_GIVEN RECORDS_
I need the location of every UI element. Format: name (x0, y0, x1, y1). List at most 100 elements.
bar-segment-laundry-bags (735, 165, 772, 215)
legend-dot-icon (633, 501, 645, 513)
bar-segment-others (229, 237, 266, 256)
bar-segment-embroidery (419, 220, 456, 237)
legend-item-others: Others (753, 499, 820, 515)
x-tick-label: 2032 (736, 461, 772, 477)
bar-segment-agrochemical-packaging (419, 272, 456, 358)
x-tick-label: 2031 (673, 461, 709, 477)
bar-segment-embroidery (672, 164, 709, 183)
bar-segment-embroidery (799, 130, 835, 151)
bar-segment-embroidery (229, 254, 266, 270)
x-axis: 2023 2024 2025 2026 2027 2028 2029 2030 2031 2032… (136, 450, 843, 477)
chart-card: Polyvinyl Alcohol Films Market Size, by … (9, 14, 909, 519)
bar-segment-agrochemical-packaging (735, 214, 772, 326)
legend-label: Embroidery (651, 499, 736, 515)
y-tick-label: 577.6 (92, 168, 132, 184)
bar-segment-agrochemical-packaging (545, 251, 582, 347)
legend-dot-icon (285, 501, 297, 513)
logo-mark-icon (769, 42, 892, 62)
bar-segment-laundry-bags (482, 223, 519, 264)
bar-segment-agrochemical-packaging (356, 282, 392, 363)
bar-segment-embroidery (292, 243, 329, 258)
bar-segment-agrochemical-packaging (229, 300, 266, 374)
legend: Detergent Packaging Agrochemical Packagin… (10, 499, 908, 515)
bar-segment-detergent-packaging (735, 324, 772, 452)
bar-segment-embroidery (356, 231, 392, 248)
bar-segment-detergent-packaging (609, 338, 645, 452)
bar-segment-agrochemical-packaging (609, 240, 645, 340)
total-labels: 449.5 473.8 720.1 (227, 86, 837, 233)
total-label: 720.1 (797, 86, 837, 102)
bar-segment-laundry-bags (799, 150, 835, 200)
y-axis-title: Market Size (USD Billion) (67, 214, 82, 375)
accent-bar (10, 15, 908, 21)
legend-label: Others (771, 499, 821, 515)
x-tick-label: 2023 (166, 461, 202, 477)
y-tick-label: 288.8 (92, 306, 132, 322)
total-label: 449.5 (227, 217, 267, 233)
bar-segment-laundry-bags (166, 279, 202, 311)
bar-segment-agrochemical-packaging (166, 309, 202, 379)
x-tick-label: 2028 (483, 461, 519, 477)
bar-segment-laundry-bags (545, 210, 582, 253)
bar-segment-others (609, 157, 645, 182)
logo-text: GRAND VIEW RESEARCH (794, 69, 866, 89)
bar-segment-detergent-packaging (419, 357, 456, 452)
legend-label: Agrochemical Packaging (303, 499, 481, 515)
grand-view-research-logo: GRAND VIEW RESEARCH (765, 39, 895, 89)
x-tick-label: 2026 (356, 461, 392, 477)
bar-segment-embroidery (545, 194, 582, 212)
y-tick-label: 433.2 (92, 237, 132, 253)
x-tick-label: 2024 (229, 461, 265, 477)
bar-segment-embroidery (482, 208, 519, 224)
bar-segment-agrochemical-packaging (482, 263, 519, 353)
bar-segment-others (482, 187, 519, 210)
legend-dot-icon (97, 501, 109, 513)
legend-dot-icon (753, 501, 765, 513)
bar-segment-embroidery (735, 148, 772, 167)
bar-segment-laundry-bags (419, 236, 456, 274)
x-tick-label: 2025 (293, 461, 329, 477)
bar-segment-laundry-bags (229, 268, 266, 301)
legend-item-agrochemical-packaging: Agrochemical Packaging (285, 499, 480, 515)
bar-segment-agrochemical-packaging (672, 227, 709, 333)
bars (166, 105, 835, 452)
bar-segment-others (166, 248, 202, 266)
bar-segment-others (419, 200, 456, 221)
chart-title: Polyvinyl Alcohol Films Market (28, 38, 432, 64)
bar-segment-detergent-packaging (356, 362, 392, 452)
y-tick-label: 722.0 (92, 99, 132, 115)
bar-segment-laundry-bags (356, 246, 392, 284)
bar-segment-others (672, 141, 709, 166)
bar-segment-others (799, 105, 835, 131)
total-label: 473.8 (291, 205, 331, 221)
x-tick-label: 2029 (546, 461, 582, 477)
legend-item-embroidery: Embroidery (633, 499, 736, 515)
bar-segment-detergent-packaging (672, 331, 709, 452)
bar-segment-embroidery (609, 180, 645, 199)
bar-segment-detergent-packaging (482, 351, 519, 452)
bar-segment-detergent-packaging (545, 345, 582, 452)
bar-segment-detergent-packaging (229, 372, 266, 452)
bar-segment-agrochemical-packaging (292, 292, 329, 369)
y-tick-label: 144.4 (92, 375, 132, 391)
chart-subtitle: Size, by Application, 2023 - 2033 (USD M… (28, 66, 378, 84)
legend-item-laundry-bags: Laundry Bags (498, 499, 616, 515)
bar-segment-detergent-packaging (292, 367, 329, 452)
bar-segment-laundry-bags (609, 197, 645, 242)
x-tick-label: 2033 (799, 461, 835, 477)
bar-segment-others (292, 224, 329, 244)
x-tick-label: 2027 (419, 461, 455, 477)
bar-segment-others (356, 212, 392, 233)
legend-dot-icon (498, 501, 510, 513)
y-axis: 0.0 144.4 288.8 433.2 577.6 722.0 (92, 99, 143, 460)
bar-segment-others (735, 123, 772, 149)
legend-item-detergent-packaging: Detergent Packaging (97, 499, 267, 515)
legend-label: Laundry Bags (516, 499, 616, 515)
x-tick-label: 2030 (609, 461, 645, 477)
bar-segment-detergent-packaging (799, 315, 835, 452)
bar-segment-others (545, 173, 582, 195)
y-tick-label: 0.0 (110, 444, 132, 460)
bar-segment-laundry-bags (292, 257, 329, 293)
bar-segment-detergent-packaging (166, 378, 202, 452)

_WRITTEN PROBLEM_
Put every line of the items above into a JSON list of strings, one string per line, and leave out blank lines.

_SOLUTION TO THE PROBLEM_
[
  "I need the location of every UI element. Format: name (x0, y0, x1, y1). List at most 100 elements.",
  "bar-segment-laundry-bags (735, 165, 772, 215)",
  "legend-dot-icon (633, 501, 645, 513)",
  "bar-segment-others (229, 237, 266, 256)",
  "bar-segment-embroidery (419, 220, 456, 237)",
  "legend-item-others: Others (753, 499, 820, 515)",
  "x-tick-label: 2032 (736, 461, 772, 477)",
  "bar-segment-agrochemical-packaging (419, 272, 456, 358)",
  "x-tick-label: 2031 (673, 461, 709, 477)",
  "bar-segment-embroidery (672, 164, 709, 183)",
  "bar-segment-embroidery (799, 130, 835, 151)",
  "bar-segment-embroidery (229, 254, 266, 270)",
  "x-axis: 2023 2024 2025 2026 2027 2028 2029 2030 2031 2032… (136, 450, 843, 477)",
  "chart-card: Polyvinyl Alcohol Films Market Size, by … (9, 14, 909, 519)",
  "bar-segment-agrochemical-packaging (735, 214, 772, 326)",
  "legend-label: Embroidery (651, 499, 736, 515)",
  "y-tick-label: 577.6 (92, 168, 132, 184)",
  "bar-segment-agrochemical-packaging (545, 251, 582, 347)",
  "legend-dot-icon (285, 501, 297, 513)",
  "logo-mark-icon (769, 42, 892, 62)",
  "bar-segment-laundry-bags (482, 223, 519, 264)",
  "bar-segment-agrochemical-packaging (356, 282, 392, 363)",
  "bar-segment-embroidery (292, 243, 329, 258)",
  "bar-segment-agrochemical-packaging (229, 300, 266, 374)",
  "legend: Detergent Packaging Agrochemical Packagin… (10, 499, 908, 515)",
  "bar-segment-detergent-packaging (735, 324, 772, 452)",
  "bar-segment-embroidery (356, 231, 392, 248)",
  "bar-segment-detergent-packaging (609, 338, 645, 452)",
  "bar-segment-agrochemical-packaging (609, 240, 645, 340)",
  "total-labels: 449.5 473.8 720.1 (227, 86, 837, 233)",
  "total-label: 720.1 (797, 86, 837, 102)",
  "bar-segment-laundry-bags (799, 150, 835, 200)",
  "y-axis-title: Market Size (USD Billion) (67, 214, 82, 375)",
  "accent-bar (10, 15, 908, 21)",
  "legend-label: Others (771, 499, 821, 515)",
  "x-tick-label: 2023 (166, 461, 202, 477)",
  "y-tick-label: 288.8 (92, 306, 132, 322)",
  "total-label: 449.5 (227, 217, 267, 233)",
  "bar-segment-laundry-bags (166, 279, 202, 311)",
  "bar-segment-agrochemical-packaging (166, 309, 202, 379)",
  "x-tick-label: 2028 (483, 461, 519, 477)",
  "bar-segment-laundry-bags (545, 210, 582, 253)",
  "bar-segment-others (609, 157, 645, 182)",
  "logo-text: GRAND VIEW RESEARCH (794, 69, 866, 89)",
  "bar-segment-detergent-packaging (419, 357, 456, 452)",
  "legend-label: Agrochemical Packaging (303, 499, 481, 515)",
  "grand-view-research-logo: GRAND VIEW RESEARCH (765, 39, 895, 89)",
  "x-tick-label: 2026 (356, 461, 392, 477)",
  "bar-segment-embroidery (545, 194, 582, 212)",
  "y-tick-label: 433.2 (92, 237, 132, 253)",
  "x-tick-label: 2024 (229, 461, 265, 477)",
  "bar-segment-embroidery (482, 208, 519, 224)",
  "bar-segment-agrochemical-packaging (482, 263, 519, 353)",
  "bar-segment-others (482, 187, 519, 210)",
  "legend-dot-icon (97, 501, 109, 513)",
  "legend-dot-icon (753, 501, 765, 513)",
  "bar-segment-embroidery (735, 148, 772, 167)",
  "bar-segment-laundry-bags (419, 236, 456, 274)",
  "x-tick-label: 2025 (293, 461, 329, 477)",
  "bar-segment-laundry-bags (229, 268, 266, 301)",
  "legend-item-agrochemical-packaging: Agrochemical Packaging (285, 499, 480, 515)",
  "bar-segment-agrochemical-packaging (672, 227, 709, 333)",
  "bars (166, 105, 835, 452)",
  "bar-segment-others (166, 248, 202, 266)",
  "bar-segment-others (419, 200, 456, 221)",
  "chart-title: Polyvinyl Alcohol Films Market (28, 38, 432, 64)",
  "bar-segment-detergent-packaging (356, 362, 392, 452)",
  "y-tick-label: 722.0 (92, 99, 132, 115)",
  "bar-segment-laundry-bags (356, 246, 392, 284)",
  "bar-segment-others (672, 141, 709, 166)",
  "bar-segment-others (799, 105, 835, 131)",
  "total-label: 473.8 (291, 205, 331, 221)",
  "x-tick-label: 2029 (546, 461, 582, 477)",
  "legend-item-embroidery: Embroidery (633, 499, 736, 515)",
  "bar-segment-detergent-packaging (672, 331, 709, 452)",
  "bar-segment-embroidery (609, 180, 645, 199)",
  "bar-segment-detergent-packaging (482, 351, 519, 452)",
  "bar-segment-detergent-packaging (545, 345, 582, 452)",
  "bar-segment-detergent-packaging (229, 372, 266, 452)",
  "bar-segment-agrochemical-packaging (292, 292, 329, 369)",
  "y-tick-label: 144.4 (92, 375, 132, 391)",
  "chart-subtitle: Size, by Application, 2023 - 2033 (USD M… (28, 66, 378, 84)",
  "legend-item-laundry-bags: Laundry Bags (498, 499, 616, 515)",
  "bar-segment-detergent-packaging (292, 367, 329, 452)",
  "bar-segment-laundry-bags (609, 197, 645, 242)",
  "x-tick-label: 2033 (799, 461, 835, 477)",
  "bar-segment-others (292, 224, 329, 244)",
  "x-tick-label: 2027 (419, 461, 455, 477)",
  "bar-segment-others (356, 212, 392, 233)",
  "legend-dot-icon (498, 501, 510, 513)",
  "y-axis: 0.0 144.4 288.8 433.2 577.6 722.0 (92, 99, 143, 460)",
  "bar-segment-others (735, 123, 772, 149)",
  "legend-item-detergent-packaging: Detergent Packaging (97, 499, 267, 515)",
  "legend-label: Laundry Bags (516, 499, 616, 515)",
  "x-tick-label: 2030 (609, 461, 645, 477)",
  "bar-segment-detergent-packaging (799, 315, 835, 452)",
  "bar-segment-others (545, 173, 582, 195)",
  "y-tick-label: 0.0 (110, 444, 132, 460)",
  "bar-segment-laundry-bags (292, 257, 329, 293)",
  "bar-segment-detergent-packaging (166, 378, 202, 452)"
]